• _EXERCISE INSTRUCTIONS_
Reproduce each line exactly, including spacing and punctuation.

• _PROVIDED RECORDS_
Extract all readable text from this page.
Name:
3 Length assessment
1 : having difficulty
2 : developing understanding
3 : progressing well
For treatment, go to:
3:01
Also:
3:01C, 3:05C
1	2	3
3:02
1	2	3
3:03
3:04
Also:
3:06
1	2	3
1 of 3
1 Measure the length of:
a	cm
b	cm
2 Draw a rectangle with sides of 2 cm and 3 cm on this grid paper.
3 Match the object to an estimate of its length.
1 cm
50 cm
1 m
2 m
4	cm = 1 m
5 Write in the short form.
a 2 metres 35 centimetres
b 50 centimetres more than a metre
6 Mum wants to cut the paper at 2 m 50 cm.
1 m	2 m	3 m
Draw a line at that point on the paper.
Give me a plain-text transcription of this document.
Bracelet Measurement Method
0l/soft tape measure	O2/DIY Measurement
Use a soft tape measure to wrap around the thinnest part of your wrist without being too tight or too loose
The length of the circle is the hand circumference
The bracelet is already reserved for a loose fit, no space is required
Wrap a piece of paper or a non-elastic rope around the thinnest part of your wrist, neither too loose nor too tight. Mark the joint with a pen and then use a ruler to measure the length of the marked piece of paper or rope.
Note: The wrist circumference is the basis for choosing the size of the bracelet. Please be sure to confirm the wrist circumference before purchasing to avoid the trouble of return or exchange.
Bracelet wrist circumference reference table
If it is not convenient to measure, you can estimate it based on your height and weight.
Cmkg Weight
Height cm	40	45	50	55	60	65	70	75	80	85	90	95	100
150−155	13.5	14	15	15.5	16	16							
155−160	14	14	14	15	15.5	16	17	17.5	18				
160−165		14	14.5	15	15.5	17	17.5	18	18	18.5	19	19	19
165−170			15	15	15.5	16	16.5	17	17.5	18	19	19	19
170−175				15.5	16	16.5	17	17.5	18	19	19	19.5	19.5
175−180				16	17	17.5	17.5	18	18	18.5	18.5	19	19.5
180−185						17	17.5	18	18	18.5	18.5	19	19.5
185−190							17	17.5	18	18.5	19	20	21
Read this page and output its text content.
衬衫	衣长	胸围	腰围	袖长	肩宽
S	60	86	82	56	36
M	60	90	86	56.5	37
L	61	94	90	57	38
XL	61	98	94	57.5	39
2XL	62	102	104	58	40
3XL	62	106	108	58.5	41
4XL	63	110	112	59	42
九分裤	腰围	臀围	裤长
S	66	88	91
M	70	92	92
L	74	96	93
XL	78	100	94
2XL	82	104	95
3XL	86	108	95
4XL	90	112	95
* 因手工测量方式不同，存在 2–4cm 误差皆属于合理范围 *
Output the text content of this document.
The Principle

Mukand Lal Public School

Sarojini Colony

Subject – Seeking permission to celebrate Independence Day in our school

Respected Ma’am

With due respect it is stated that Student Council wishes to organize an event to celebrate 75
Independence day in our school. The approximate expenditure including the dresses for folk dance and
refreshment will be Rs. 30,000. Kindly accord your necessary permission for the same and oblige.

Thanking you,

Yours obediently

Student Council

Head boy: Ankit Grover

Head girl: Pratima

• _SOLUTION FOR THIS TASK_
Extract all readable text from this page.
Name:
3 Length assessment
1 : having difficulty
2 : developing understanding
3 : progressing well
For treatment, go to:
3:01
Also:
3:01C, 3:05C
1	2	3
3:02
1	2	3
3:03
3:04
Also:
3:06
1	2	3
1 of 3
1 Measure the length of:
a	cm
b	cm
2 Draw a rectangle with sides of 2 cm and 3 cm on this grid paper.
3 Match the object to an estimate of its length.
1 cm
50 cm
1 m
2 m
4	cm = 1 m
5 Write in the short form.
a 2 metres 35 centimetres
b 50 centimetres more than a metre
6 Mum wants to cut the paper at 2 m 50 cm.
1 m	2 m	3 m
Draw a line at that point on the paper.
Give me a plain-text transcription of this document.
Bracelet Measurement Method
0l/soft tape measure	O2/DIY Measurement
Use a soft tape measure to wrap around the thinnest part of your wrist without being too tight or too loose
The length of the circle is the hand circumference
The bracelet is already reserved for a loose fit, no space is required
Wrap a piece of paper or a non-elastic rope around the thinnest part of your wrist, neither too loose nor too tight. Mark the joint with a pen and then use a ruler to measure the length of the marked piece of paper or rope.
Note: The wrist circumference is the basis for choosing the size of the bracelet. Please be sure to confirm the wrist circumference before purchasing to avoid the trouble of return or exchange.
Bracelet wrist circumference reference table
If it is not convenient to measure, you can estimate it based on your height and weight.
Cmkg Weight
Height cm	40	45	50	55	60	65	70	75	80	85	90	95	100
150−155	13.5	14	15	15.5	16	16							
155−160	14	14	14	15	15.5	16	17	17.5	18				
160−165		14	14.5	15	15.5	17	17.5	18	18	18.5	19	19	19
165−170			15	15	15.5	16	16.5	17	17.5	18	19	19	19
170−175				15.5	16	16.5	17	17.5	18	19	19	19.5	19.5
175−180				16	17	17.5	17.5	18	18	18.5	18.5	19	19.5
180−185						17	17.5	18	18	18.5	18.5	19	19.5
185−190							17	17.5	18	18.5	19	20	21
Read this page and output its text content.
衬衫	衣长	胸围	腰围	袖长	肩宽
S	60	86	82	56	36
M	60	90	86	56.5	37
L	61	94	90	57	38
XL	61	98	94	57.5	39
2XL	62	102	104	58	40
3XL	62	106	108	58.5	41
4XL	63	110	112	59	42
九分裤	腰围	臀围	裤长
S	66	88	91
M	70	92	92
L	74	96	93
XL	78	100	94
2XL	82	104	95
3XL	86	108	95
4XL	90	112	95
* 因手工测量方式不同，存在 2–4cm 误差皆属于合理范围 *
Output the text content of this document.
The Principle

Mukand Lal Public School

Sarojini Colony

Subject – Seeking permission to celebrate Independence Day in our school

Respected Ma’am

With due respect it is stated that Student Council wishes to organize an event to celebrate 75
Independence day in our school. The approximate expenditure including the dresses for folk dance and
refreshment will be Rs. 30,000. Kindly accord your necessary permission for the same and oblige.

Thanking you,

Yours obediently

Student Council

Head boy: Ankit Grover

Head girl: Pratima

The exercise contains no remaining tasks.